▶ [Aim] Quote all of the data below line for line, keeping every character unchanged.

· · · · · · ·

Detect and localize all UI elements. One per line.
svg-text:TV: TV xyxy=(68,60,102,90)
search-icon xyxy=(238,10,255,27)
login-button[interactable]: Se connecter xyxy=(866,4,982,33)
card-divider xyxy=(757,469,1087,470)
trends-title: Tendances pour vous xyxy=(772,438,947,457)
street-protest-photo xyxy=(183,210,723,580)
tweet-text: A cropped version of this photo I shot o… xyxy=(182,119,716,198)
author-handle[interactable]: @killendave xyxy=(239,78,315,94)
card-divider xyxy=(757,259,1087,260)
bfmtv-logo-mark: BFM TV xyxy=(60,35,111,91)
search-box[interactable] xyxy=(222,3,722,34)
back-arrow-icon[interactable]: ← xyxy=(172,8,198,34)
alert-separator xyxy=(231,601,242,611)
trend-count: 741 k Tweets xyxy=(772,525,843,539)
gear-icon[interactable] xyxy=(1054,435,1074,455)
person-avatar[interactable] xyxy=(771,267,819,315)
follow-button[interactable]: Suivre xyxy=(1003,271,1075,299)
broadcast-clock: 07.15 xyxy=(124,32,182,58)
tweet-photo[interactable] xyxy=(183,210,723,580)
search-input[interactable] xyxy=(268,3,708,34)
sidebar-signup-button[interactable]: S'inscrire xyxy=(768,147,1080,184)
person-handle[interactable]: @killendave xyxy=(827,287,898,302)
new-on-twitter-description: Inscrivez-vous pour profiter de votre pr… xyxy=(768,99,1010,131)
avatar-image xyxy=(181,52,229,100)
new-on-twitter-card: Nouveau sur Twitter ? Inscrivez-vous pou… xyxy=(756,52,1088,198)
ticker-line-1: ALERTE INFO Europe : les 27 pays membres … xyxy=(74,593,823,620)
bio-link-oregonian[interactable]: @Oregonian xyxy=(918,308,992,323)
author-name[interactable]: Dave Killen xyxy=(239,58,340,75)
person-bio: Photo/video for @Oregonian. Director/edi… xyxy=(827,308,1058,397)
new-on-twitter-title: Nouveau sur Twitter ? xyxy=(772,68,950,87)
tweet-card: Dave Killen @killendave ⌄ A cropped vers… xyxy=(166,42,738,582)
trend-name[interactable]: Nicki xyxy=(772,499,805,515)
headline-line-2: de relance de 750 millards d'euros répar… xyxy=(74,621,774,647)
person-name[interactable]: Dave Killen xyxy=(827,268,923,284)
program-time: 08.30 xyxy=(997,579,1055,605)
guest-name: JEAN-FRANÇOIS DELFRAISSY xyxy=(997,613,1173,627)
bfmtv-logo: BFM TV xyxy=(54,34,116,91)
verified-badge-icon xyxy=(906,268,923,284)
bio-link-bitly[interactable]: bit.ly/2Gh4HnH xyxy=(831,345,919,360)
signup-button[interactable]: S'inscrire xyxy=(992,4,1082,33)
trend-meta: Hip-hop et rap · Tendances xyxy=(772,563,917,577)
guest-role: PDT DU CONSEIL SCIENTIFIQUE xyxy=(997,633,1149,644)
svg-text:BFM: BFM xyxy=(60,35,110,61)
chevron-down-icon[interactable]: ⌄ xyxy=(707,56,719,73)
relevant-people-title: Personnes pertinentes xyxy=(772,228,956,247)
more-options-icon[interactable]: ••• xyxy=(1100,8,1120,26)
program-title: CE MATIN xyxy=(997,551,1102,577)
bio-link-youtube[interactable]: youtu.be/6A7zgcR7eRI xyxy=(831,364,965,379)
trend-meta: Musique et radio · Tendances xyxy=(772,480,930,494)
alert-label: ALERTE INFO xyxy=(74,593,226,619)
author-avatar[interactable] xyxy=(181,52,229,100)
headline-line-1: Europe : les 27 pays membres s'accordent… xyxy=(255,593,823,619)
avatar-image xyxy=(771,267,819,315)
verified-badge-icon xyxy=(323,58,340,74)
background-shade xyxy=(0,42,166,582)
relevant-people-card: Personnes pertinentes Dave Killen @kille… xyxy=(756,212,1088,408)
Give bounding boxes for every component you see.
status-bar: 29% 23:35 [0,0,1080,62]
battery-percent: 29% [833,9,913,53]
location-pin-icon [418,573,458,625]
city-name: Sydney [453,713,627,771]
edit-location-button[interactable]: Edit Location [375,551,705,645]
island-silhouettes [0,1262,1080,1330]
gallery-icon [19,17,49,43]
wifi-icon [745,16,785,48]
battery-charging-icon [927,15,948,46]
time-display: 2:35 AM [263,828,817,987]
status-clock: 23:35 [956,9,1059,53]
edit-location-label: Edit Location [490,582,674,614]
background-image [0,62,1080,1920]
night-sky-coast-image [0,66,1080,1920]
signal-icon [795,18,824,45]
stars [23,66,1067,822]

· · · · · · ·

▶ [Result of this task]
Detect and localize all UI elements. One per line.
svg-text:TV: TV xyxy=(68,60,102,90)
search-icon xyxy=(238,10,255,27)
login-button[interactable]: Se connecter xyxy=(866,4,982,33)
card-divider xyxy=(757,469,1087,470)
trends-title: Tendances pour vous xyxy=(772,438,947,457)
street-protest-photo xyxy=(183,210,723,580)
tweet-text: A cropped version of this photo I shot o… xyxy=(182,119,716,198)
author-handle[interactable]: @killendave xyxy=(239,78,315,94)
card-divider xyxy=(757,259,1087,260)
bfmtv-logo-mark: BFM TV xyxy=(60,35,111,91)
search-box[interactable] xyxy=(222,3,722,34)
back-arrow-icon[interactable]: ← xyxy=(172,8,198,34)
alert-separator xyxy=(231,601,242,611)
trend-count: 741 k Tweets xyxy=(772,525,843,539)
gear-icon[interactable] xyxy=(1054,435,1074,455)
person-avatar[interactable] xyxy=(771,267,819,315)
follow-button[interactable]: Suivre xyxy=(1003,271,1075,299)
broadcast-clock: 07.15 xyxy=(124,32,182,58)
tweet-photo[interactable] xyxy=(183,210,723,580)
search-input[interactable] xyxy=(268,3,708,34)
sidebar-signup-button[interactable]: S'inscrire xyxy=(768,147,1080,184)
person-handle[interactable]: @killendave xyxy=(827,287,898,302)
new-on-twitter-description: Inscrivez-vous pour profiter de votre pr… xyxy=(768,99,1010,131)
avatar-image xyxy=(181,52,229,100)
new-on-twitter-card: Nouveau sur Twitter ? Inscrivez-vous pou… xyxy=(756,52,1088,198)
ticker-line-1: ALERTE INFO Europe : les 27 pays membres … xyxy=(74,593,823,620)
bio-link-oregonian[interactable]: @Oregonian xyxy=(918,308,992,323)
author-name[interactable]: Dave Killen xyxy=(239,58,340,75)
person-bio: Photo/video for @Oregonian. Director/edi… xyxy=(827,308,1058,397)
new-on-twitter-title: Nouveau sur Twitter ? xyxy=(772,68,950,87)
tweet-card: Dave Killen @killendave ⌄ A cropped vers… xyxy=(166,42,738,582)
trend-name[interactable]: Nicki xyxy=(772,499,805,515)
headline-line-2: de relance de 750 millards d'euros répar… xyxy=(74,621,774,647)
person-name[interactable]: Dave Killen xyxy=(827,268,923,284)
program-time: 08.30 xyxy=(997,579,1055,605)
guest-name: JEAN-FRANÇOIS DELFRAISSY xyxy=(997,613,1173,627)
bfmtv-logo: BFM TV xyxy=(54,34,116,91)
verified-badge-icon xyxy=(906,268,923,284)
bio-link-bitly[interactable]: bit.ly/2Gh4HnH xyxy=(831,345,919,360)
signup-button[interactable]: S'inscrire xyxy=(992,4,1082,33)
trend-meta: Hip-hop et rap · Tendances xyxy=(772,563,917,577)
guest-role: PDT DU CONSEIL SCIENTIFIQUE xyxy=(997,633,1149,644)
svg-text:BFM: BFM xyxy=(60,35,110,61)
chevron-down-icon[interactable]: ⌄ xyxy=(707,56,719,73)
relevant-people-title: Personnes pertinentes xyxy=(772,228,956,247)
more-options-icon[interactable]: ••• xyxy=(1100,8,1120,26)
program-title: CE MATIN xyxy=(997,551,1102,577)
bio-link-youtube[interactable]: youtu.be/6A7zgcR7eRI xyxy=(831,364,965,379)
trend-meta: Musique et radio · Tendances xyxy=(772,480,930,494)
alert-label: ALERTE INFO xyxy=(74,593,226,619)
author-avatar[interactable] xyxy=(181,52,229,100)
headline-line-1: Europe : les 27 pays membres s'accordent… xyxy=(255,593,823,619)
avatar-image xyxy=(771,267,819,315)
verified-badge-icon xyxy=(323,58,340,74)
background-shade xyxy=(0,42,166,582)
relevant-people-card: Personnes pertinentes Dave Killen @kille… xyxy=(756,212,1088,408)
Give bounding boxes for every component you see.
status-bar: 29% 23:35 [0,0,1080,62]
battery-percent: 29% [833,9,913,53]
location-pin-icon [418,573,458,625]
city-name: Sydney [453,713,627,771]
edit-location-button[interactable]: Edit Location [375,551,705,645]
island-silhouettes [0,1262,1080,1330]
gallery-icon [19,17,49,43]
wifi-icon [745,16,785,48]
battery-charging-icon [927,15,948,46]
time-display: 2:35 AM [263,828,817,987]
status-clock: 23:35 [956,9,1059,53]
edit-location-label: Edit Location [490,582,674,614]
background-image [0,62,1080,1920]
night-sky-coast-image [0,66,1080,1920]
signal-icon [795,18,824,45]
stars [23,66,1067,822]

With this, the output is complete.